Perl 101

Perl is an interpreted language, but exist tool to turn them into binary. Perl script can be setuid!!

The first column is $_[0], next one is $_[1], the whole line is $_ (or @_)
Contrast to Awk first column is $1, second is $2, and $0 is the whole input line.
reference = pointer.
@array     isn an array, like:  [,,]   ($array[0], $array[1], etc)
\@array    address of array [,,]  (a pointer, stored as 32-bit integer, ie scalar)

@$array    $array is a pointer, take that as address, and there is the array. 
	   Ie decypher \@array
           when declaring ref, use my $array.
           so, that should be what is returned in a fn call.

Finding array size:
my @arr = (2);
print scalar @arr; # first way to print array size
print $#arr; # second way to print array size
my $arrSize = @arr;
print $arrSize; # third way to print array size

Perl Variables

$scalar = 1;
@array = ( 'a', 'b' );
%hash = ( 'key1' => 'value1',   'key2' => 'value2' );

Objects and Class

It is essentially a hack on Packages, but bless()ed into a class.
Default Package variables are class-wide variables.  
Instance/method variables need to be inside data structure that has been
bless()ed.  But at time may need to check whether method was called
as class subroutine or as object's method!!

Exercise goal
Duplicate the passage of the Perl 101 notes between "Instance/method variables need" and "as object's method!!", inclusive.

Records provided
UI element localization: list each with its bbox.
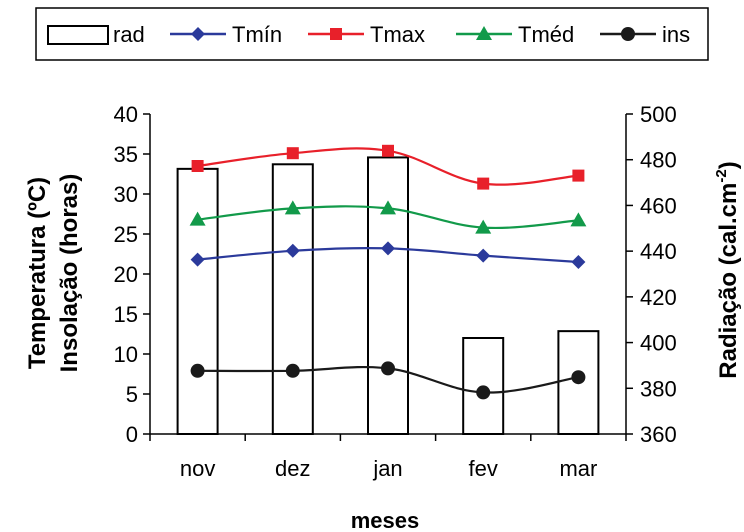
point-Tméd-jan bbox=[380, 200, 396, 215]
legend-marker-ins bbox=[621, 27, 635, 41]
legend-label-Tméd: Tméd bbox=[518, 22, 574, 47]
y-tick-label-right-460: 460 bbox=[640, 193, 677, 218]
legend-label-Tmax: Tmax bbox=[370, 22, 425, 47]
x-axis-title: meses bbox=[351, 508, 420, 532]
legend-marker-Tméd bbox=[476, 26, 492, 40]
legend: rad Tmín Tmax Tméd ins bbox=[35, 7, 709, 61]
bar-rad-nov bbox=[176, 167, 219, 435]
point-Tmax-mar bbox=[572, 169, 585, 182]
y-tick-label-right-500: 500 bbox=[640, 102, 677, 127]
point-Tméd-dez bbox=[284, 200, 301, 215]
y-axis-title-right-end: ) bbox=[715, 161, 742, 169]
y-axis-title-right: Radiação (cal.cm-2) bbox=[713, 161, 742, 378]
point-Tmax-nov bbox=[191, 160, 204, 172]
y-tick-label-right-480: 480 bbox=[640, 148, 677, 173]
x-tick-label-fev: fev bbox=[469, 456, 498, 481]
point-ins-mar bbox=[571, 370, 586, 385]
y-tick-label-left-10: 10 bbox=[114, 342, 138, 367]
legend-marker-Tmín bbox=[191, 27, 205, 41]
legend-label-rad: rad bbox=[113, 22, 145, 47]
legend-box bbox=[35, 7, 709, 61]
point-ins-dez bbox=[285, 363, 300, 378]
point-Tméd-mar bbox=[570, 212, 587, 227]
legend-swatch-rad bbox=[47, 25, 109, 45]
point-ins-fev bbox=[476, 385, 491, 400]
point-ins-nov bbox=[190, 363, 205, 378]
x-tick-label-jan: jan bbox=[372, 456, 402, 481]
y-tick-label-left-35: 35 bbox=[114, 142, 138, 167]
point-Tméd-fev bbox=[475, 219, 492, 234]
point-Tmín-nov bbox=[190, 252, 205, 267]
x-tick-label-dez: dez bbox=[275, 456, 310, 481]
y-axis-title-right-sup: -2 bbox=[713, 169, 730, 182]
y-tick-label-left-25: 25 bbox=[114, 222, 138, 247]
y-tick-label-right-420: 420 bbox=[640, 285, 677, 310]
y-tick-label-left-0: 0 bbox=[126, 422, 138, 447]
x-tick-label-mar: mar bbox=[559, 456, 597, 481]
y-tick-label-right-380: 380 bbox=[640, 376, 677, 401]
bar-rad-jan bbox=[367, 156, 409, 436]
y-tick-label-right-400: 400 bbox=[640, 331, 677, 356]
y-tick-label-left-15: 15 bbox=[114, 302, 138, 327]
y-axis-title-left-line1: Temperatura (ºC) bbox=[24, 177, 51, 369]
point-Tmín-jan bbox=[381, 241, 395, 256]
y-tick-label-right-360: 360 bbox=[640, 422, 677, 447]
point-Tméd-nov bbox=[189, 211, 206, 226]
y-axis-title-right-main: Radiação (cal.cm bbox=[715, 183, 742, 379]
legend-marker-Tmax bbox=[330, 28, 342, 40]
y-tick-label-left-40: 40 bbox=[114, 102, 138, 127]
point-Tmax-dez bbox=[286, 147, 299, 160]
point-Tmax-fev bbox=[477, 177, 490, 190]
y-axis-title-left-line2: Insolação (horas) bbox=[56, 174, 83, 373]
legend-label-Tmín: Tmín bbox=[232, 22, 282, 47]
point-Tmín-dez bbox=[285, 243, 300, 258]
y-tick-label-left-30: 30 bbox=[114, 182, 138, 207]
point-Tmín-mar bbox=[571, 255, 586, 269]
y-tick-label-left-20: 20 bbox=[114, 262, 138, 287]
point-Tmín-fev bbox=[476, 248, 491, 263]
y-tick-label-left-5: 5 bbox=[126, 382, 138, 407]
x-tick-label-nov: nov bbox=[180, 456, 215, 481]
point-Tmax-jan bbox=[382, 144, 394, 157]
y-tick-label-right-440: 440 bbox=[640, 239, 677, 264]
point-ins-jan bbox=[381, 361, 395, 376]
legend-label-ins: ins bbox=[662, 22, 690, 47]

Task response
Instance/method variables need to be inside data structure that has been
bless()ed.  But at time may need to check whether method was called
as class subroutine or as object's method!!